→ **Goal**
Transcribe the records below exactly as they appear, omitting any pictures.

□ □ □

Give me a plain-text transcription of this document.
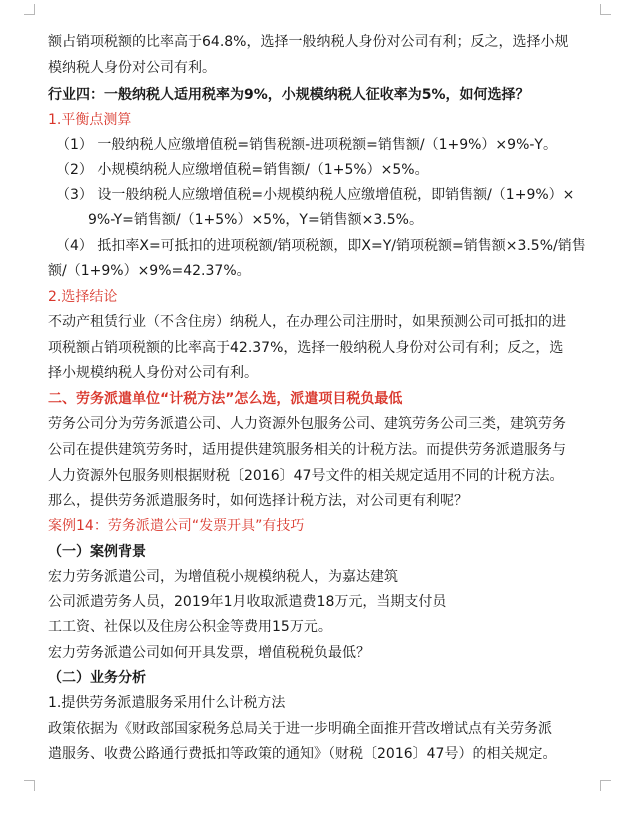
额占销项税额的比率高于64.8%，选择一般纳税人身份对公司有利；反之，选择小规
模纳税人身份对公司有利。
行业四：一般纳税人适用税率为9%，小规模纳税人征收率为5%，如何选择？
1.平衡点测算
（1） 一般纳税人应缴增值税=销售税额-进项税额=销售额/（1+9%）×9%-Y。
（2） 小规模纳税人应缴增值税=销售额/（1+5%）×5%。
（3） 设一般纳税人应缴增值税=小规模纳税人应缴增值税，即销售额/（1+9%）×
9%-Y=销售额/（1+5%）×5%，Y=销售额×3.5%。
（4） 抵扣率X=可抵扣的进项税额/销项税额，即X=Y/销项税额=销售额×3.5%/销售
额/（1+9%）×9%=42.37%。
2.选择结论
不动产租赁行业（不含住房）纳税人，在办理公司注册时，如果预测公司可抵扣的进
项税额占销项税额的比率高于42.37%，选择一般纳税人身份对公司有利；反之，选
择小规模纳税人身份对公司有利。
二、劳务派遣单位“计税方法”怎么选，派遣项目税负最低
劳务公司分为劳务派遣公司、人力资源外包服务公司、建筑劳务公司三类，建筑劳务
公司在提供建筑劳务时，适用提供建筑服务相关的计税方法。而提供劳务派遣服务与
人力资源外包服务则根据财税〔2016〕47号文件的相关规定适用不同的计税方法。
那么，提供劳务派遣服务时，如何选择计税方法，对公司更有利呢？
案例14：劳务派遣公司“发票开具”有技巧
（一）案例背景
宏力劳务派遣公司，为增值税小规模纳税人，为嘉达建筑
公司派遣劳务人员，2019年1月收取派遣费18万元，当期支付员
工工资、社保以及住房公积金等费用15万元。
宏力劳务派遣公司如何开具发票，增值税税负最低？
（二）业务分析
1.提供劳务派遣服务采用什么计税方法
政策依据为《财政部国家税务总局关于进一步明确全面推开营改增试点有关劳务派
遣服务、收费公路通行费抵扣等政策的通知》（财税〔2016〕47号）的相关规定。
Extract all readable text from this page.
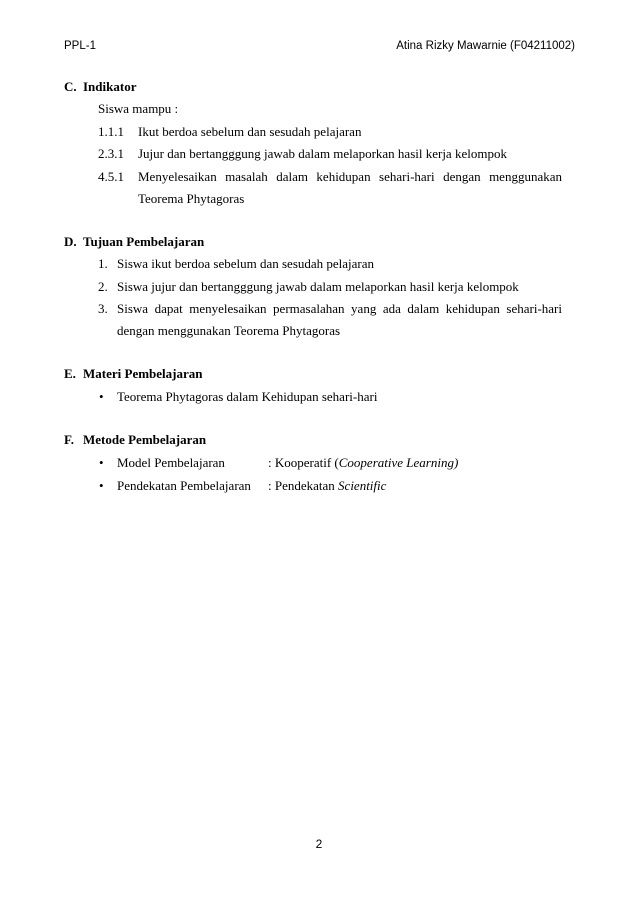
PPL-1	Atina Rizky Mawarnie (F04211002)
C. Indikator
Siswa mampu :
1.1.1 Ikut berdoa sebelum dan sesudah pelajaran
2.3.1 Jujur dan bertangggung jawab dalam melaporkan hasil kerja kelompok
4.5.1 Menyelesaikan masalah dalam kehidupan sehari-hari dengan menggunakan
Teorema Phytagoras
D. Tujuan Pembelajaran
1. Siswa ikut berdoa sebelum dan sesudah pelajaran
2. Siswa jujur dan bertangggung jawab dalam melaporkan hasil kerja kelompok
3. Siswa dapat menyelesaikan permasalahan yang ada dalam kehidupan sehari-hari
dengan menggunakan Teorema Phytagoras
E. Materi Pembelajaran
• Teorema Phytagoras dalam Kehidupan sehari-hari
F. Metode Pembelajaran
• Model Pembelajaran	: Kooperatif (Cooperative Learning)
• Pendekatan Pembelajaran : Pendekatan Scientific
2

□ □ □

→ **Solved problem**
Give me a plain-text transcription of this document.
额占销项税额的比率高于64.8%，选择一般纳税人身份对公司有利；反之，选择小规
模纳税人身份对公司有利。
行业四：一般纳税人适用税率为9%，小规模纳税人征收率为5%，如何选择？
1.平衡点测算
（1） 一般纳税人应缴增值税=销售税额-进项税额=销售额/（1+9%）×9%-Y。
（2） 小规模纳税人应缴增值税=销售额/（1+5%）×5%。
（3） 设一般纳税人应缴增值税=小规模纳税人应缴增值税，即销售额/（1+9%）×
9%-Y=销售额/（1+5%）×5%，Y=销售额×3.5%。
（4） 抵扣率X=可抵扣的进项税额/销项税额，即X=Y/销项税额=销售额×3.5%/销售
额/（1+9%）×9%=42.37%。
2.选择结论
不动产租赁行业（不含住房）纳税人，在办理公司注册时，如果预测公司可抵扣的进
项税额占销项税额的比率高于42.37%，选择一般纳税人身份对公司有利；反之，选
择小规模纳税人身份对公司有利。
二、劳务派遣单位“计税方法”怎么选，派遣项目税负最低
劳务公司分为劳务派遣公司、人力资源外包服务公司、建筑劳务公司三类，建筑劳务
公司在提供建筑劳务时，适用提供建筑服务相关的计税方法。而提供劳务派遣服务与
人力资源外包服务则根据财税〔2016〕47号文件的相关规定适用不同的计税方法。
那么，提供劳务派遣服务时，如何选择计税方法，对公司更有利呢？
案例14：劳务派遣公司“发票开具”有技巧
（一）案例背景
宏力劳务派遣公司，为增值税小规模纳税人，为嘉达建筑
公司派遣劳务人员，2019年1月收取派遣费18万元，当期支付员
工工资、社保以及住房公积金等费用15万元。
宏力劳务派遣公司如何开具发票，增值税税负最低？
（二）业务分析
1.提供劳务派遣服务采用什么计税方法
政策依据为《财政部国家税务总局关于进一步明确全面推开营改增试点有关劳务派
遣服务、收费公路通行费抵扣等政策的通知》（财税〔2016〕47号）的相关规定。
Extract all readable text from this page.
PPL-1	Atina Rizky Mawarnie (F04211002)
C. Indikator
Siswa mampu :
1.1.1 Ikut berdoa sebelum dan sesudah pelajaran
2.3.1 Jujur dan bertangggung jawab dalam melaporkan hasil kerja kelompok
4.5.1 Menyelesaikan masalah dalam kehidupan sehari-hari dengan menggunakan
Teorema Phytagoras
D. Tujuan Pembelajaran
1. Siswa ikut berdoa sebelum dan sesudah pelajaran
2. Siswa jujur dan bertangggung jawab dalam melaporkan hasil kerja kelompok
3. Siswa dapat menyelesaikan permasalahan yang ada dalam kehidupan sehari-hari
dengan menggunakan Teorema Phytagoras
E. Materi Pembelajaran
• Teorema Phytagoras dalam Kehidupan sehari-hari
F. Metode Pembelajaran
• Model Pembelajaran	: Kooperatif (Cooperative Learning)
• Pendekatan Pembelajaran : Pendekatan Scientific
2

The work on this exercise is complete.